> Given exercise
Omit the images, then print each record below exactly as it reads.

— Start of Records for the task —

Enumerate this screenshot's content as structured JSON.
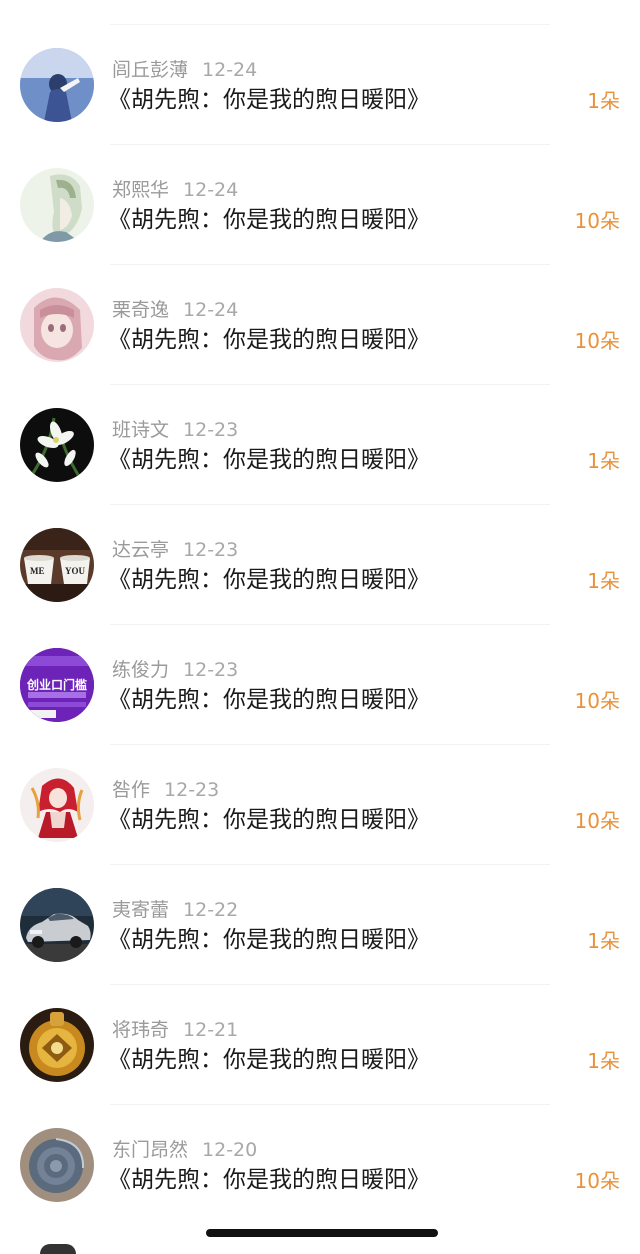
{
  "gift_list": {
    "items": [
      {
        "name": "闾丘彭薄",
        "date": "12-24",
        "title": "《胡先煦：你是我的煦日暖阳》",
        "count": "1朵",
        "avatar": "person-seaside-avatar"
      },
      {
        "name": "郑熙华",
        "date": "12-24",
        "title": "《胡先煦：你是我的煦日暖阳》",
        "count": "10朵",
        "avatar": "anime-man-avatar"
      },
      {
        "name": "栗奇逸",
        "date": "12-24",
        "title": "《胡先煦：你是我的煦日暖阳》",
        "count": "10朵",
        "avatar": "anime-girl-avatar"
      },
      {
        "name": "班诗文",
        "date": "12-23",
        "title": "《胡先煦：你是我的煦日暖阳》",
        "count": "1朵",
        "avatar": "white-flower-avatar"
      },
      {
        "name": "达云亭",
        "date": "12-23",
        "title": "《胡先煦：你是我的煦日暖阳》",
        "count": "1朵",
        "avatar": "me-you-cups-avatar"
      },
      {
        "name": "练俊力",
        "date": "12-23",
        "title": "《胡先煦：你是我的煦日暖阳》",
        "count": "10朵",
        "avatar": "business-ad-avatar",
        "avatar_text": "创业口门槛"
      },
      {
        "name": "咎作",
        "date": "12-23",
        "title": "《胡先煦：你是我的煦日暖阳》",
        "count": "10朵",
        "avatar": "red-anime-avatar"
      },
      {
        "name": "夷寄蕾",
        "date": "12-22",
        "title": "《胡先煦：你是我的煦日暖阳》",
        "count": "1朵",
        "avatar": "car-avatar"
      },
      {
        "name": "将玮奇",
        "date": "12-21",
        "title": "《胡先煦：你是我的煦日暖阳》",
        "count": "1朵",
        "avatar": "golden-ornament-avatar"
      },
      {
        "name": "东门昂然",
        "date": "12-20",
        "title": "《胡先煦：你是我的煦日暖阳》",
        "count": "10朵",
        "avatar": "snail-shell-avatar"
      }
    ]
  },
  "colors": {
    "count": "#e9913a",
    "name": "#9a9a9a",
    "title": "#1a1a1a"
  }
}
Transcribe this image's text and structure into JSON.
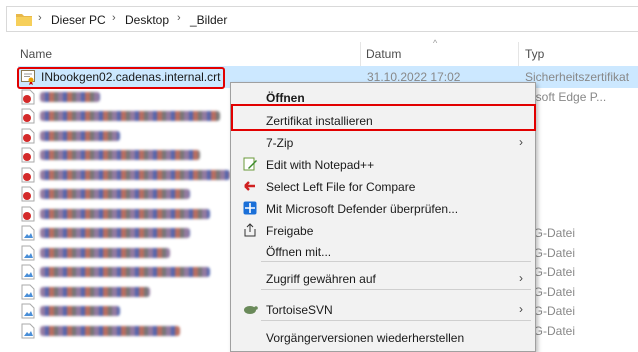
{
  "breadcrumb": {
    "items": [
      "Dieser PC",
      "Desktop",
      "_Bilder"
    ]
  },
  "columns": {
    "name": "Name",
    "date": "Datum",
    "type": "Typ"
  },
  "files": [
    {
      "name": "INbookgen02.cadenas.internal.crt",
      "date": "31.10.2022 17:02",
      "type": "Sicherheitszertifikat",
      "selected": true,
      "icon": "certificate-icon"
    },
    {
      "blurred": true,
      "type": "rosoft Edge P...",
      "icon": "edge-file-icon",
      "w": 60
    },
    {
      "blurred": true,
      "type": "",
      "icon": "edge-file-icon",
      "w": 180
    },
    {
      "blurred": true,
      "type": "",
      "icon": "edge-file-icon",
      "w": 80
    },
    {
      "blurred": true,
      "type": "",
      "icon": "edge-file-icon",
      "w": 160
    },
    {
      "blurred": true,
      "type": "",
      "icon": "edge-file-icon",
      "w": 190
    },
    {
      "blurred": true,
      "type": "",
      "icon": "edge-file-icon",
      "w": 150
    },
    {
      "blurred": true,
      "type": "",
      "icon": "edge-file-icon",
      "w": 170
    },
    {
      "blurred": true,
      "type": "NG-Datei",
      "icon": "png-file-icon",
      "w": 150
    },
    {
      "blurred": true,
      "type": "NG-Datei",
      "icon": "png-file-icon",
      "w": 130
    },
    {
      "blurred": true,
      "type": "NG-Datei",
      "icon": "png-file-icon",
      "w": 170
    },
    {
      "blurred": true,
      "type": "NG-Datei",
      "icon": "png-file-icon",
      "w": 110
    },
    {
      "blurred": true,
      "type": "NG-Datei",
      "icon": "png-file-icon",
      "w": 80
    },
    {
      "blurred": true,
      "type": "NG-Datei",
      "icon": "png-file-icon",
      "w": 140
    }
  ],
  "context_menu": {
    "items": [
      {
        "label": "Öffnen",
        "bold": true
      },
      {
        "label": "Zertifikat installieren"
      },
      {
        "label": "7-Zip",
        "submenu": true
      },
      {
        "label": "Edit with Notepad++",
        "icon": "notepad-icon"
      },
      {
        "label": "Select Left File for Compare",
        "icon": "compare-icon"
      },
      {
        "label": "Mit Microsoft Defender überprüfen...",
        "icon": "defender-icon"
      },
      {
        "label": "Freigabe",
        "icon": "share-icon"
      },
      {
        "label": "Öffnen mit..."
      },
      {
        "separator": true
      },
      {
        "label": "Zugriff gewähren auf",
        "submenu": true
      },
      {
        "separator": true
      },
      {
        "label": "TortoiseSVN",
        "icon": "tortoise-icon",
        "submenu": true
      },
      {
        "separator": true
      },
      {
        "label": "Vorgängerversionen wiederherstellen"
      }
    ]
  },
  "colors": {
    "selection": "#cce8ff",
    "highlight": "#e20000",
    "menu_bg": "#f2f2f2"
  }
}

— End of Records for the task —

> The result
Enumerate this screenshot's content as structured JSON.
{
  "gift_list": {
    "items": [
      {
        "name": "闾丘彭薄",
        "date": "12-24",
        "title": "《胡先煦：你是我的煦日暖阳》",
        "count": "1朵",
        "avatar": "person-seaside-avatar"
      },
      {
        "name": "郑熙华",
        "date": "12-24",
        "title": "《胡先煦：你是我的煦日暖阳》",
        "count": "10朵",
        "avatar": "anime-man-avatar"
      },
      {
        "name": "栗奇逸",
        "date": "12-24",
        "title": "《胡先煦：你是我的煦日暖阳》",
        "count": "10朵",
        "avatar": "anime-girl-avatar"
      },
      {
        "name": "班诗文",
        "date": "12-23",
        "title": "《胡先煦：你是我的煦日暖阳》",
        "count": "1朵",
        "avatar": "white-flower-avatar"
      },
      {
        "name": "达云亭",
        "date": "12-23",
        "title": "《胡先煦：你是我的煦日暖阳》",
        "count": "1朵",
        "avatar": "me-you-cups-avatar"
      },
      {
        "name": "练俊力",
        "date": "12-23",
        "title": "《胡先煦：你是我的煦日暖阳》",
        "count": "10朵",
        "avatar": "business-ad-avatar",
        "avatar_text": "创业口门槛"
      },
      {
        "name": "咎作",
        "date": "12-23",
        "title": "《胡先煦：你是我的煦日暖阳》",
        "count": "10朵",
        "avatar": "red-anime-avatar"
      },
      {
        "name": "夷寄蕾",
        "date": "12-22",
        "title": "《胡先煦：你是我的煦日暖阳》",
        "count": "1朵",
        "avatar": "car-avatar"
      },
      {
        "name": "将玮奇",
        "date": "12-21",
        "title": "《胡先煦：你是我的煦日暖阳》",
        "count": "1朵",
        "avatar": "golden-ornament-avatar"
      },
      {
        "name": "东门昂然",
        "date": "12-20",
        "title": "《胡先煦：你是我的煦日暖阳》",
        "count": "10朵",
        "avatar": "snail-shell-avatar"
      }
    ]
  },
  "colors": {
    "count": "#e9913a",
    "name": "#9a9a9a",
    "title": "#1a1a1a"
  }
}
Transcribe this image's text and structure into JSON.
{
  "breadcrumb": {
    "items": [
      "Dieser PC",
      "Desktop",
      "_Bilder"
    ]
  },
  "columns": {
    "name": "Name",
    "date": "Datum",
    "type": "Typ"
  },
  "files": [
    {
      "name": "INbookgen02.cadenas.internal.crt",
      "date": "31.10.2022 17:02",
      "type": "Sicherheitszertifikat",
      "selected": true,
      "icon": "certificate-icon"
    },
    {
      "blurred": true,
      "type": "rosoft Edge P...",
      "icon": "edge-file-icon",
      "w": 60
    },
    {
      "blurred": true,
      "type": "",
      "icon": "edge-file-icon",
      "w": 180
    },
    {
      "blurred": true,
      "type": "",
      "icon": "edge-file-icon",
      "w": 80
    },
    {
      "blurred": true,
      "type": "",
      "icon": "edge-file-icon",
      "w": 160
    },
    {
      "blurred": true,
      "type": "",
      "icon": "edge-file-icon",
      "w": 190
    },
    {
      "blurred": true,
      "type": "",
      "icon": "edge-file-icon",
      "w": 150
    },
    {
      "blurred": true,
      "type": "",
      "icon": "edge-file-icon",
      "w": 170
    },
    {
      "blurred": true,
      "type": "NG-Datei",
      "icon": "png-file-icon",
      "w": 150
    },
    {
      "blurred": true,
      "type": "NG-Datei",
      "icon": "png-file-icon",
      "w": 130
    },
    {
      "blurred": true,
      "type": "NG-Datei",
      "icon": "png-file-icon",
      "w": 170
    },
    {
      "blurred": true,
      "type": "NG-Datei",
      "icon": "png-file-icon",
      "w": 110
    },
    {
      "blurred": true,
      "type": "NG-Datei",
      "icon": "png-file-icon",
      "w": 80
    },
    {
      "blurred": true,
      "type": "NG-Datei",
      "icon": "png-file-icon",
      "w": 140
    }
  ],
  "context_menu": {
    "items": [
      {
        "label": "Öffnen",
        "bold": true
      },
      {
        "label": "Zertifikat installieren"
      },
      {
        "label": "7-Zip",
        "submenu": true
      },
      {
        "label": "Edit with Notepad++",
        "icon": "notepad-icon"
      },
      {
        "label": "Select Left File for Compare",
        "icon": "compare-icon"
      },
      {
        "label": "Mit Microsoft Defender überprüfen...",
        "icon": "defender-icon"
      },
      {
        "label": "Freigabe",
        "icon": "share-icon"
      },
      {
        "label": "Öffnen mit..."
      },
      {
        "separator": true
      },
      {
        "label": "Zugriff gewähren auf",
        "submenu": true
      },
      {
        "separator": true
      },
      {
        "label": "TortoiseSVN",
        "icon": "tortoise-icon",
        "submenu": true
      },
      {
        "separator": true
      },
      {
        "label": "Vorgängerversionen wiederherstellen"
      }
    ]
  },
  "colors": {
    "selection": "#cce8ff",
    "highlight": "#e20000",
    "menu_bg": "#f2f2f2"
  }
}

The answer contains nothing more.